**RECORDS TO PROCESS:**

....................

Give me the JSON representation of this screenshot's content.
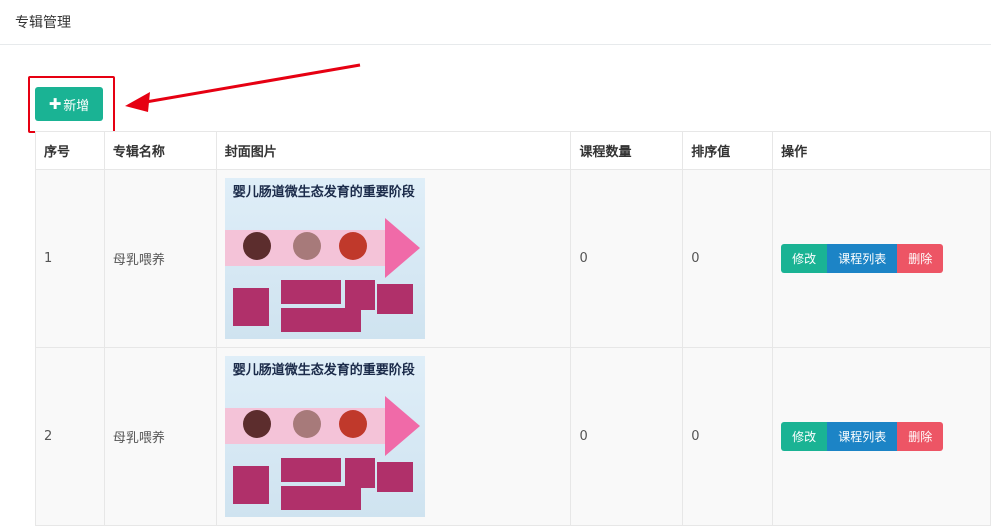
{
  "page": {
    "title": "专辑管理"
  },
  "toolbar": {
    "add_label": "新增",
    "add_icon": "plus-icon"
  },
  "table": {
    "headers": [
      "序号",
      "专辑名称",
      "封面图片",
      "课程数量",
      "排序值",
      "操作"
    ],
    "rows": [
      {
        "index": "1",
        "name": "母乳喂养",
        "cover_title": "婴儿肠道微生态发育的重要阶段",
        "course_count": "0",
        "sort_value": "0"
      },
      {
        "index": "2",
        "name": "母乳喂养",
        "cover_title": "婴儿肠道微生态发育的重要阶段",
        "course_count": "0",
        "sort_value": "0"
      }
    ],
    "actions": {
      "edit": "修改",
      "course_list": "课程列表",
      "delete": "删除"
    }
  },
  "colors": {
    "primary": "#1ab394",
    "info": "#1c84c6",
    "danger": "#ed5565",
    "highlight": "#e60012"
  }
}
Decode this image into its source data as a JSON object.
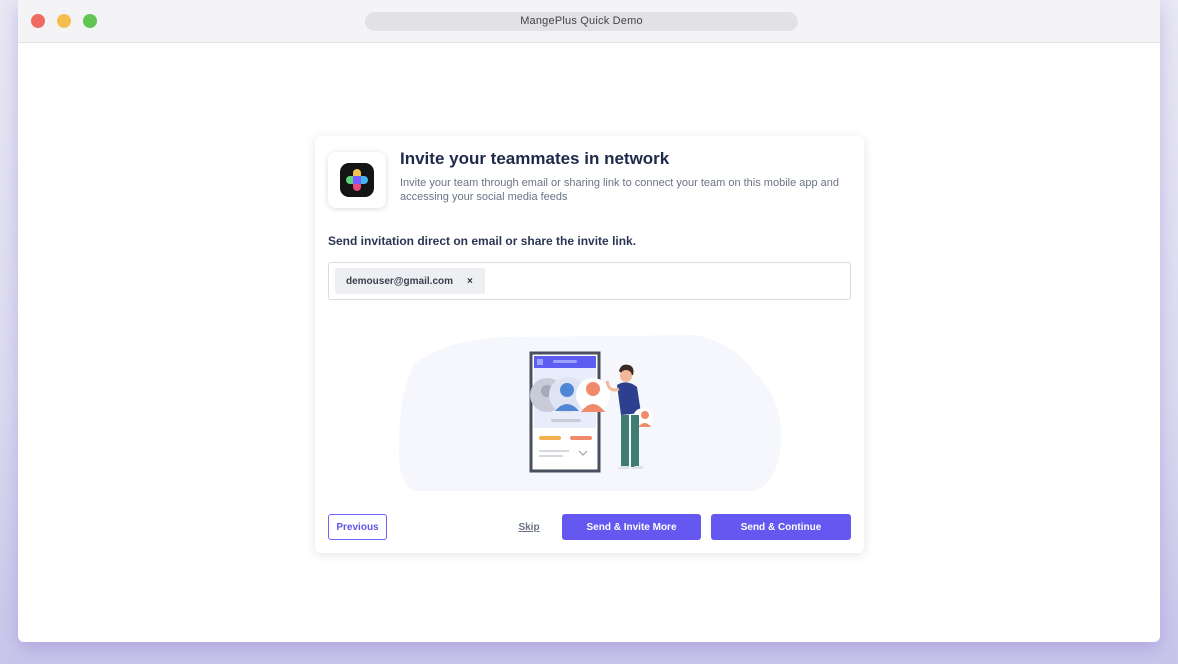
{
  "window": {
    "title": "MangePlus Quick Demo"
  },
  "invite": {
    "heading": "Invite your teammates in network",
    "description": "Invite your team through email or sharing link to connect your team on this mobile app and accessing your social media feeds",
    "section_label": "Send invitation direct on email or share the invite link.",
    "emails": [
      "demouser@gmail.com"
    ],
    "chip_remove": "×"
  },
  "actions": {
    "previous": "Previous",
    "skip": "Skip",
    "send_invite_more": "Send & Invite More",
    "send_continue": "Send & Continue"
  },
  "icons": {
    "logo": "app-logo-icon",
    "illustration": "team-invite-illustration"
  },
  "colors": {
    "accent": "#6458f0",
    "heading": "#1f2a4a",
    "muted": "#6b7385"
  }
}
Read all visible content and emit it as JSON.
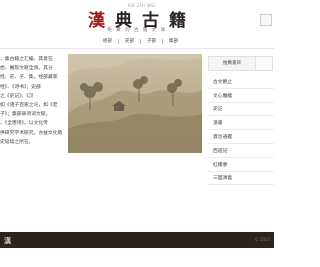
{
  "header": {
    "site_en": "GU ZHI WEI",
    "title_chars": [
      "漢",
      "典",
      "古",
      "籍"
    ],
    "subtitle": "免 費 的 古 籍 文 庫"
  },
  "nav": {
    "items": [
      "經部",
      "史部",
      "子部",
      "集部"
    ]
  },
  "article": {
    "lines": [
      "，集古籍之汇编，其意在",
      "想，展现文献全貌。其分",
      "经、史、子、集，经部藏家",
      "经》、《诗书》；史部",
      "之《史记》、《汉",
      "如《诸子百家之论，如《老",
      "子》；集部录诗词文赋，",
      "，《全唐诗》。以文化传",
      "供研究学术研究，亦益文化教",
      "史延续之所在。"
    ]
  },
  "sidebar": {
    "tabs": [
      "推薦書目",
      ""
    ],
    "items": [
      "古文觀止",
      "文心雕龍",
      "史記",
      "漢書",
      "資治通鑑",
      "西遊記",
      "紅樓夢",
      "三國演義"
    ]
  },
  "footer": {
    "logo": "漢",
    "right_text": "© 2023"
  },
  "colors": {
    "accent": "#9c1c17",
    "dark": "#2b2320",
    "footer_bg": "#2a2320"
  }
}
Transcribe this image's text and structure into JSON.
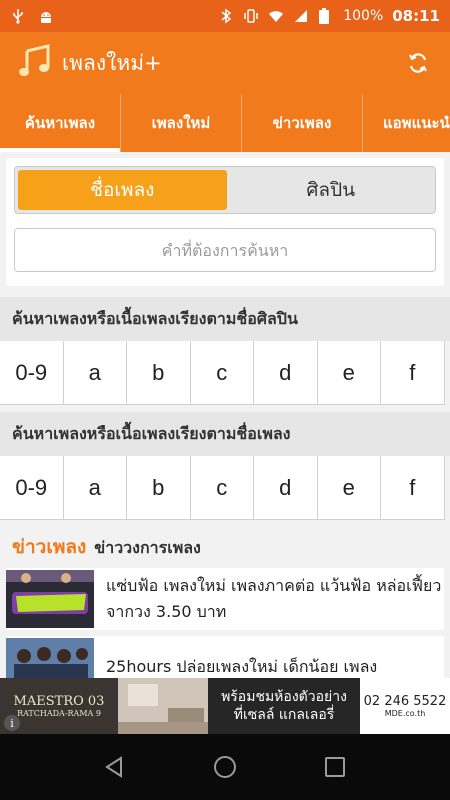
{
  "status_bar": {
    "battery": "100%",
    "time": "08:11"
  },
  "app_bar": {
    "title": "เพลงใหม่+",
    "accent": "#f07a1c"
  },
  "tabs": [
    {
      "label": "ค้นหาเพลง",
      "active": true
    },
    {
      "label": "เพลงใหม่"
    },
    {
      "label": "ข่าวเพลง"
    },
    {
      "label": "แอพแนะนำ"
    }
  ],
  "search": {
    "segments": [
      {
        "label": "ชื่อเพลง",
        "active": true
      },
      {
        "label": "ศิลปิน"
      }
    ],
    "placeholder": "คำที่ต้องการค้นหา"
  },
  "artist_section": {
    "title": "ค้นหาเพลงหรือเนื้อเพลงเรียงตามชื่อศิลปิน",
    "letters": [
      "0-9",
      "a",
      "b",
      "c",
      "d",
      "e",
      "f"
    ]
  },
  "song_section": {
    "title": "ค้นหาเพลงหรือเนื้อเพลงเรียงตามชื่อเพลง",
    "letters": [
      "0-9",
      "a",
      "b",
      "c",
      "d",
      "e",
      "f"
    ]
  },
  "news": {
    "title": "ข่าวเพลง",
    "subtitle": "ข่าววงการเพลง",
    "items": [
      {
        "text": "แซ่บฟ้อ เพลงใหม่ เพลงภาคต่อ แว้นฟ้อ หล่อเฟี้ยว จากวง 3.50 บาท"
      },
      {
        "text": "25hours ปล่อยเพลงใหม่ เด็กน้อย เพลง"
      }
    ]
  },
  "ad": {
    "brand": "MAESTRO 03",
    "brand_sub": "RATCHADA-RAMA 9",
    "headline_1": "พร้อมชมห้องตัวอย่าง",
    "headline_2": "ที่เซลล์ แกลเลอรี่",
    "phone": "02 246 5522",
    "site": "MDE.co.th"
  }
}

....................

**DIRECTIVE:**
Repeat exactly the lines from the one containing "Read all visible content and emit it as JSON." through the last line of the records above, both included, and leave out the pictures.

**EXERCISE RESPONSE:**
Read all visible content and emit it as JSON.
{
  "header": {
    "site_en": "GU ZHI WEI",
    "title_chars": [
      "漢",
      "典",
      "古",
      "籍"
    ],
    "subtitle": "免 費 的 古 籍 文 庫"
  },
  "nav": {
    "items": [
      "經部",
      "史部",
      "子部",
      "集部"
    ]
  },
  "article": {
    "lines": [
      "，集古籍之汇编，其意在",
      "想，展现文献全貌。其分",
      "经、史、子、集，经部藏家",
      "经》、《诗书》；史部",
      "之《史记》、《汉",
      "如《诸子百家之论，如《老",
      "子》；集部录诗词文赋，",
      "，《全唐诗》。以文化传",
      "供研究学术研究，亦益文化教",
      "史延续之所在。"
    ]
  },
  "sidebar": {
    "tabs": [
      "推薦書目",
      ""
    ],
    "items": [
      "古文觀止",
      "文心雕龍",
      "史記",
      "漢書",
      "資治通鑑",
      "西遊記",
      "紅樓夢",
      "三國演義"
    ]
  },
  "footer": {
    "logo": "漢",
    "right_text": "© 2023"
  },
  "colors": {
    "accent": "#9c1c17",
    "dark": "#2b2320",
    "footer_bg": "#2a2320"
  }
}
Transcribe this image's text and structure into JSON.
{
  "status_bar": {
    "battery": "100%",
    "time": "08:11"
  },
  "app_bar": {
    "title": "เพลงใหม่+",
    "accent": "#f07a1c"
  },
  "tabs": [
    {
      "label": "ค้นหาเพลง",
      "active": true
    },
    {
      "label": "เพลงใหม่"
    },
    {
      "label": "ข่าวเพลง"
    },
    {
      "label": "แอพแนะนำ"
    }
  ],
  "search": {
    "segments": [
      {
        "label": "ชื่อเพลง",
        "active": true
      },
      {
        "label": "ศิลปิน"
      }
    ],
    "placeholder": "คำที่ต้องการค้นหา"
  },
  "artist_section": {
    "title": "ค้นหาเพลงหรือเนื้อเพลงเรียงตามชื่อศิลปิน",
    "letters": [
      "0-9",
      "a",
      "b",
      "c",
      "d",
      "e",
      "f"
    ]
  },
  "song_section": {
    "title": "ค้นหาเพลงหรือเนื้อเพลงเรียงตามชื่อเพลง",
    "letters": [
      "0-9",
      "a",
      "b",
      "c",
      "d",
      "e",
      "f"
    ]
  },
  "news": {
    "title": "ข่าวเพลง",
    "subtitle": "ข่าววงการเพลง",
    "items": [
      {
        "text": "แซ่บฟ้อ เพลงใหม่ เพลงภาคต่อ แว้นฟ้อ หล่อเฟี้ยว จากวง 3.50 บาท"
      },
      {
        "text": "25hours ปล่อยเพลงใหม่ เด็กน้อย เพลง"
      }
    ]
  },
  "ad": {
    "brand": "MAESTRO 03",
    "brand_sub": "RATCHADA-RAMA 9",
    "headline_1": "พร้อมชมห้องตัวอย่าง",
    "headline_2": "ที่เซลล์ แกลเลอรี่",
    "phone": "02 246 5522",
    "site": "MDE.co.th"
  }
}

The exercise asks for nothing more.